* **INSTRUCTIONS FOR THE TASK**: Drop the pictures, then extract the listing word for word.

* **EXCERPTED RECORDS**:
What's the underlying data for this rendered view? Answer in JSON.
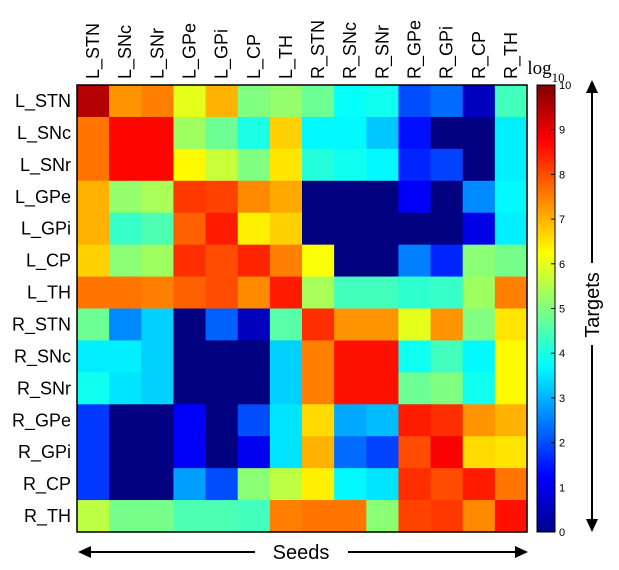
{
  "chart_data": {
    "type": "heatmap",
    "xlabel": "Seeds",
    "ylabel": "Targets",
    "x_categories": [
      "L_STN",
      "L_SNc",
      "L_SNr",
      "L_GPe",
      "L_GPi",
      "L_CP",
      "L_TH",
      "R_STN",
      "R_SNc",
      "R_SNr",
      "R_GPe",
      "R_GPi",
      "R_CP",
      "R_TH"
    ],
    "y_categories": [
      "L_STN",
      "L_SNc",
      "L_SNr",
      "L_GPe",
      "L_GPi",
      "L_CP",
      "L_TH",
      "R_STN",
      "R_SNc",
      "R_SNr",
      "R_GPe",
      "R_GPi",
      "R_CP",
      "R_TH"
    ],
    "values": [
      [
        9.5,
        7.3,
        7.5,
        6.0,
        7.0,
        5.0,
        5.2,
        4.8,
        3.8,
        3.9,
        2.0,
        2.3,
        0.6,
        4.4
      ],
      [
        7.6,
        8.7,
        8.7,
        5.3,
        4.8,
        4.0,
        6.7,
        3.7,
        3.7,
        3.2,
        1.4,
        0.0,
        0.0,
        3.6
      ],
      [
        7.6,
        8.7,
        8.7,
        6.3,
        5.7,
        5.0,
        6.5,
        4.1,
        3.9,
        3.7,
        1.6,
        1.9,
        0.0,
        3.6
      ],
      [
        7.0,
        5.2,
        5.4,
        8.2,
        8.1,
        7.4,
        7.1,
        0.0,
        0.0,
        0.0,
        1.2,
        0.0,
        2.6,
        3.7
      ],
      [
        7.0,
        4.3,
        4.5,
        7.8,
        8.5,
        6.4,
        6.7,
        0.0,
        0.0,
        0.0,
        0.0,
        0.0,
        1.0,
        3.6
      ],
      [
        6.7,
        5.1,
        5.3,
        8.3,
        8.0,
        8.4,
        7.5,
        6.2,
        0.0,
        0.0,
        2.5,
        1.6,
        5.1,
        4.9
      ],
      [
        7.6,
        7.6,
        7.5,
        7.8,
        8.0,
        7.4,
        8.5,
        5.4,
        4.4,
        4.4,
        4.2,
        4.3,
        5.3,
        7.5
      ],
      [
        4.8,
        2.6,
        3.3,
        0.0,
        2.2,
        0.6,
        4.6,
        8.3,
        7.3,
        7.3,
        6.0,
        7.3,
        5.0,
        6.5
      ],
      [
        3.6,
        3.6,
        3.3,
        0.0,
        0.0,
        0.0,
        3.3,
        7.5,
        8.6,
        8.6,
        3.9,
        4.4,
        3.7,
        6.3
      ],
      [
        3.9,
        3.5,
        3.3,
        0.0,
        0.0,
        0.0,
        3.3,
        7.5,
        8.6,
        8.6,
        4.8,
        5.0,
        3.9,
        6.3
      ],
      [
        1.8,
        0.0,
        0.0,
        1.2,
        0.0,
        2.0,
        3.5,
        6.6,
        2.9,
        3.1,
        8.5,
        8.3,
        7.3,
        7.0
      ],
      [
        1.8,
        0.0,
        0.0,
        1.2,
        0.0,
        1.1,
        3.5,
        7.0,
        2.3,
        1.9,
        8.0,
        8.8,
        6.6,
        6.5
      ],
      [
        1.8,
        0.0,
        0.0,
        2.8,
        2.0,
        5.1,
        5.6,
        6.4,
        3.7,
        3.5,
        8.3,
        8.0,
        8.5,
        7.6
      ],
      [
        5.6,
        4.9,
        4.9,
        4.5,
        4.5,
        4.4,
        7.5,
        7.6,
        7.6,
        5.1,
        8.1,
        8.2,
        7.4,
        8.6
      ]
    ],
    "colorbar": {
      "label": "log10",
      "range": [
        0,
        10
      ],
      "ticks": [
        0,
        1,
        2,
        3,
        4,
        5,
        6,
        7,
        8,
        9,
        10
      ],
      "colormap": "jet"
    }
  }
}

* **ANSWER TO THE TASK**:
What's the underlying data for this rendered view? Answer in JSON.
{
  "chart_data": {
    "type": "heatmap",
    "xlabel": "Seeds",
    "ylabel": "Targets",
    "x_categories": [
      "L_STN",
      "L_SNc",
      "L_SNr",
      "L_GPe",
      "L_GPi",
      "L_CP",
      "L_TH",
      "R_STN",
      "R_SNc",
      "R_SNr",
      "R_GPe",
      "R_GPi",
      "R_CP",
      "R_TH"
    ],
    "y_categories": [
      "L_STN",
      "L_SNc",
      "L_SNr",
      "L_GPe",
      "L_GPi",
      "L_CP",
      "L_TH",
      "R_STN",
      "R_SNc",
      "R_SNr",
      "R_GPe",
      "R_GPi",
      "R_CP",
      "R_TH"
    ],
    "values": [
      [
        9.5,
        7.3,
        7.5,
        6.0,
        7.0,
        5.0,
        5.2,
        4.8,
        3.8,
        3.9,
        2.0,
        2.3,
        0.6,
        4.4
      ],
      [
        7.6,
        8.7,
        8.7,
        5.3,
        4.8,
        4.0,
        6.7,
        3.7,
        3.7,
        3.2,
        1.4,
        0.0,
        0.0,
        3.6
      ],
      [
        7.6,
        8.7,
        8.7,
        6.3,
        5.7,
        5.0,
        6.5,
        4.1,
        3.9,
        3.7,
        1.6,
        1.9,
        0.0,
        3.6
      ],
      [
        7.0,
        5.2,
        5.4,
        8.2,
        8.1,
        7.4,
        7.1,
        0.0,
        0.0,
        0.0,
        1.2,
        0.0,
        2.6,
        3.7
      ],
      [
        7.0,
        4.3,
        4.5,
        7.8,
        8.5,
        6.4,
        6.7,
        0.0,
        0.0,
        0.0,
        0.0,
        0.0,
        1.0,
        3.6
      ],
      [
        6.7,
        5.1,
        5.3,
        8.3,
        8.0,
        8.4,
        7.5,
        6.2,
        0.0,
        0.0,
        2.5,
        1.6,
        5.1,
        4.9
      ],
      [
        7.6,
        7.6,
        7.5,
        7.8,
        8.0,
        7.4,
        8.5,
        5.4,
        4.4,
        4.4,
        4.2,
        4.3,
        5.3,
        7.5
      ],
      [
        4.8,
        2.6,
        3.3,
        0.0,
        2.2,
        0.6,
        4.6,
        8.3,
        7.3,
        7.3,
        6.0,
        7.3,
        5.0,
        6.5
      ],
      [
        3.6,
        3.6,
        3.3,
        0.0,
        0.0,
        0.0,
        3.3,
        7.5,
        8.6,
        8.6,
        3.9,
        4.4,
        3.7,
        6.3
      ],
      [
        3.9,
        3.5,
        3.3,
        0.0,
        0.0,
        0.0,
        3.3,
        7.5,
        8.6,
        8.6,
        4.8,
        5.0,
        3.9,
        6.3
      ],
      [
        1.8,
        0.0,
        0.0,
        1.2,
        0.0,
        2.0,
        3.5,
        6.6,
        2.9,
        3.1,
        8.5,
        8.3,
        7.3,
        7.0
      ],
      [
        1.8,
        0.0,
        0.0,
        1.2,
        0.0,
        1.1,
        3.5,
        7.0,
        2.3,
        1.9,
        8.0,
        8.8,
        6.6,
        6.5
      ],
      [
        1.8,
        0.0,
        0.0,
        2.8,
        2.0,
        5.1,
        5.6,
        6.4,
        3.7,
        3.5,
        8.3,
        8.0,
        8.5,
        7.6
      ],
      [
        5.6,
        4.9,
        4.9,
        4.5,
        4.5,
        4.4,
        7.5,
        7.6,
        7.6,
        5.1,
        8.1,
        8.2,
        7.4,
        8.6
      ]
    ],
    "colorbar": {
      "label": "log10",
      "range": [
        0,
        10
      ],
      "ticks": [
        0,
        1,
        2,
        3,
        4,
        5,
        6,
        7,
        8,
        9,
        10
      ],
      "colormap": "jet"
    }
  }
}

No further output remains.